THE TASK:
Some lines of these records may hold the word "this"; state how many, using only the number.

DATA EXCERPTS:
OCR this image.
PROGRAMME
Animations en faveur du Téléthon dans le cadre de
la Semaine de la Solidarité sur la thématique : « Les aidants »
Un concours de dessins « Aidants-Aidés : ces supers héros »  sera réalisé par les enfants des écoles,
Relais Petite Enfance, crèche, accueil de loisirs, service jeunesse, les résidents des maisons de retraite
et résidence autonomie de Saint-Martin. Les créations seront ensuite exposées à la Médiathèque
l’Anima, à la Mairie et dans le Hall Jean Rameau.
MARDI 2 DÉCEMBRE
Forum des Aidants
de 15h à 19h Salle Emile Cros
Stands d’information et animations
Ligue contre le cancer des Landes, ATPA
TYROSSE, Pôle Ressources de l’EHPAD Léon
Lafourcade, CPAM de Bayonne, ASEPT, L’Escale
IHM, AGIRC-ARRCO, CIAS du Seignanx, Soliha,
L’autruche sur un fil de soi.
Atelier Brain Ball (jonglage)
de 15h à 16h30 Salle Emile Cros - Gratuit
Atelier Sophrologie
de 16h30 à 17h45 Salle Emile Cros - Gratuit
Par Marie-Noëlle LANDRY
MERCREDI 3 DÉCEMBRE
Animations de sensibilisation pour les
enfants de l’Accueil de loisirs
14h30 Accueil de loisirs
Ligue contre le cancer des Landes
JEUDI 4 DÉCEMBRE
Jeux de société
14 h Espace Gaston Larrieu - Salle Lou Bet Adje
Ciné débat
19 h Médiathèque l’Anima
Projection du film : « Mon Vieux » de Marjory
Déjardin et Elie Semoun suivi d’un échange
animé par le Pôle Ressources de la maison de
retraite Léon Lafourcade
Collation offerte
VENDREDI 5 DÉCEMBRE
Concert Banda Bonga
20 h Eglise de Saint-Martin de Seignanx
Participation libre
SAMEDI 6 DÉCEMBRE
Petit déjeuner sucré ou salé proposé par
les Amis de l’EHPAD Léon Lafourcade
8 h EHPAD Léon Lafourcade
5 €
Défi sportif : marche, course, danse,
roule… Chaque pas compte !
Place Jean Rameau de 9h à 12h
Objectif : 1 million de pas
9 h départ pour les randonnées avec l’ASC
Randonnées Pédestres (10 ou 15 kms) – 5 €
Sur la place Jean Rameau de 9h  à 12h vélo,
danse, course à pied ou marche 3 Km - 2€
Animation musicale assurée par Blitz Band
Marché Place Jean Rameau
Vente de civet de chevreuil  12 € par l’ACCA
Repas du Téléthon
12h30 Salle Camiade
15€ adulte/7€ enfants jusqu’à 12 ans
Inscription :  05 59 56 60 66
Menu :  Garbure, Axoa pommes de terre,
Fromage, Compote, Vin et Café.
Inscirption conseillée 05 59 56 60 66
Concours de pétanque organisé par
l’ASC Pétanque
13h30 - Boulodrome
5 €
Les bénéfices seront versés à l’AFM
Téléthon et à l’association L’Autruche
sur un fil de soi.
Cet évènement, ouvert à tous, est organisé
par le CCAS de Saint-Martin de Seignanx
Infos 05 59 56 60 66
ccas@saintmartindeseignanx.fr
---
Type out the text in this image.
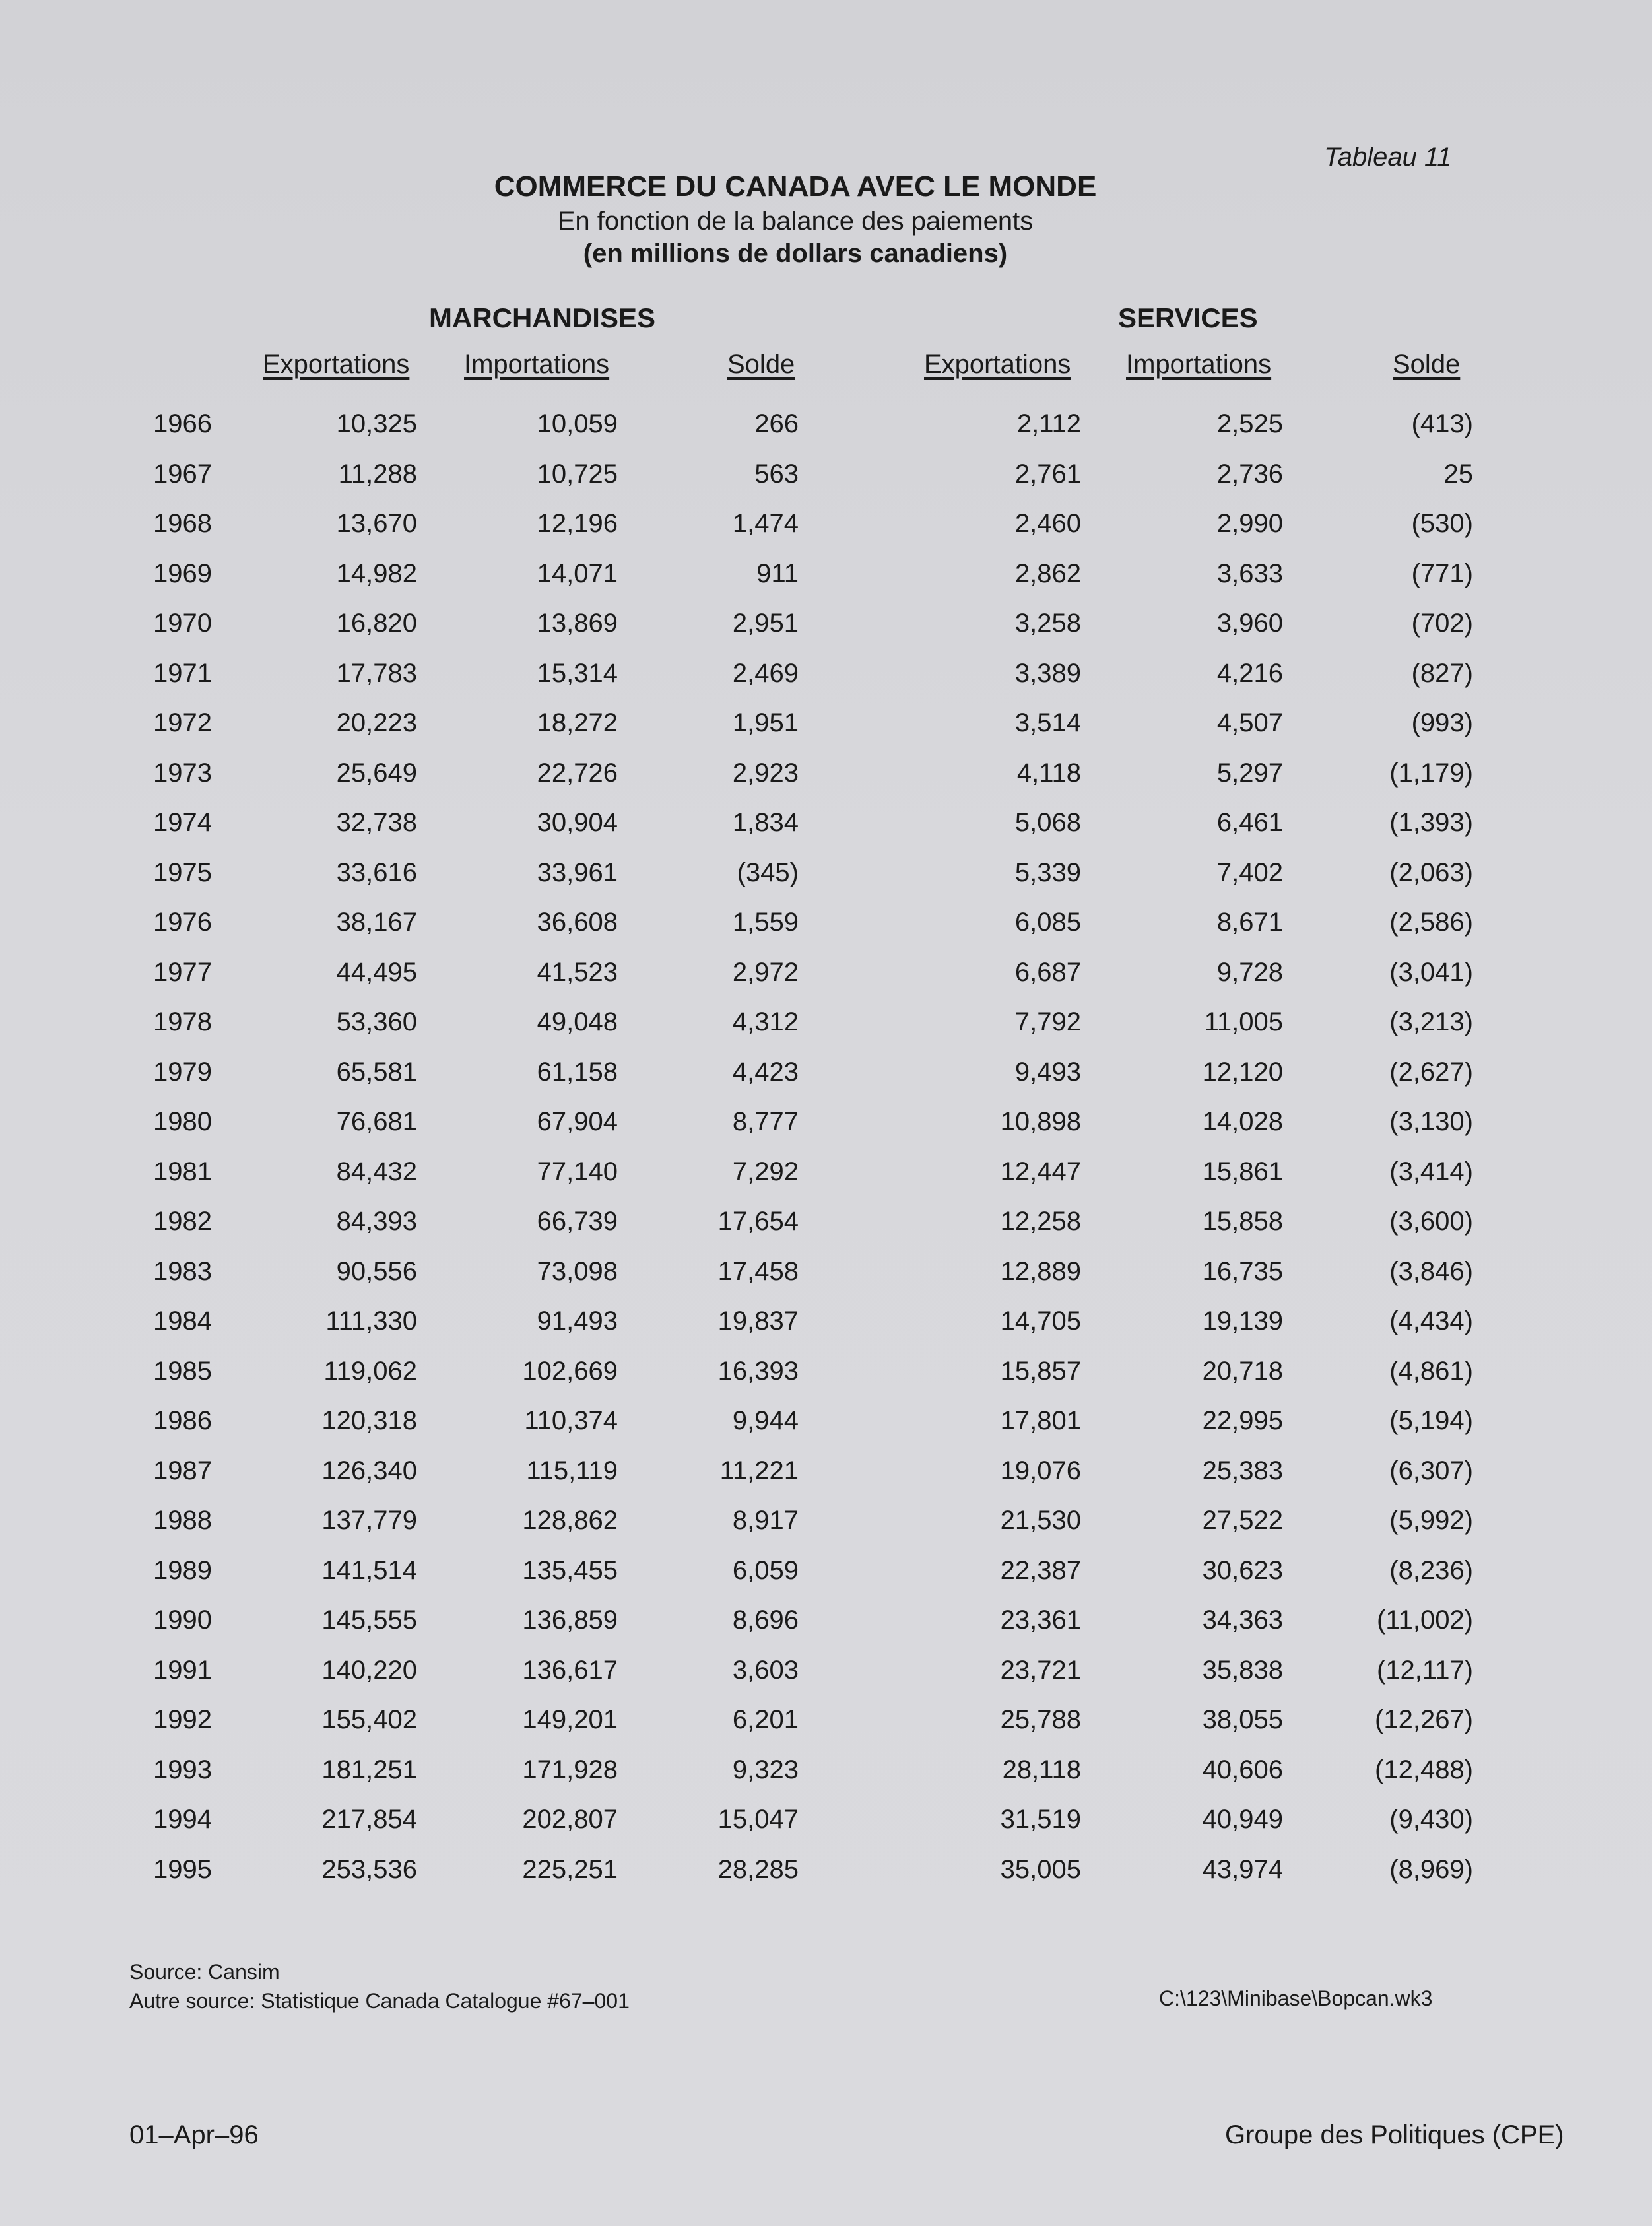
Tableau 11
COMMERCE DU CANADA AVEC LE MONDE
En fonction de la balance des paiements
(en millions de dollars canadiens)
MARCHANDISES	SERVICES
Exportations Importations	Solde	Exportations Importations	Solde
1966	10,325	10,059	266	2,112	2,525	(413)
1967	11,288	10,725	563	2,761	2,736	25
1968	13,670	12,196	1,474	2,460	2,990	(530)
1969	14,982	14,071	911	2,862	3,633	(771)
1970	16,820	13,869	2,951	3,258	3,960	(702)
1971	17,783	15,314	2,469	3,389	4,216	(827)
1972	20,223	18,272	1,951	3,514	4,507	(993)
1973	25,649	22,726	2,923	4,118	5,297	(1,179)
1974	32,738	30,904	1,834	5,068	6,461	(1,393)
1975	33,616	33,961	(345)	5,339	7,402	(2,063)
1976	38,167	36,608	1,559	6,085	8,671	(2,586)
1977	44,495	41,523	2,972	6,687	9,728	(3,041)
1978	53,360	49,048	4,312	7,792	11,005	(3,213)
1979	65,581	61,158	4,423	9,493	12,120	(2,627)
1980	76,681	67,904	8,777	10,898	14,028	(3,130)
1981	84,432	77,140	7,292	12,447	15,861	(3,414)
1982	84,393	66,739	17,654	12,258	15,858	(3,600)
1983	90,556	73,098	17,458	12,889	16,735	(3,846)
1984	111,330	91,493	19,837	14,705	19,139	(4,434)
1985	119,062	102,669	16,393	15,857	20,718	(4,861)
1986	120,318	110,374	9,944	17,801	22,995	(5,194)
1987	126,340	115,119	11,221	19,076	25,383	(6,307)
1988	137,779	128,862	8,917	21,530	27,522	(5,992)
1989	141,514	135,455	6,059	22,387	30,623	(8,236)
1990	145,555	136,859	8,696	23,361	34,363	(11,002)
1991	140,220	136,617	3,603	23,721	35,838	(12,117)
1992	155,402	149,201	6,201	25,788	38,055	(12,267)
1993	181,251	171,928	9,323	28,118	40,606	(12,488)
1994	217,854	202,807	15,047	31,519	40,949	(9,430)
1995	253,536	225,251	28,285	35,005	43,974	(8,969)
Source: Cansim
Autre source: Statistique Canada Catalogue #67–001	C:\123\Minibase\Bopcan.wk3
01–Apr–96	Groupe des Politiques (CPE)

WRITTEN REPLY:
2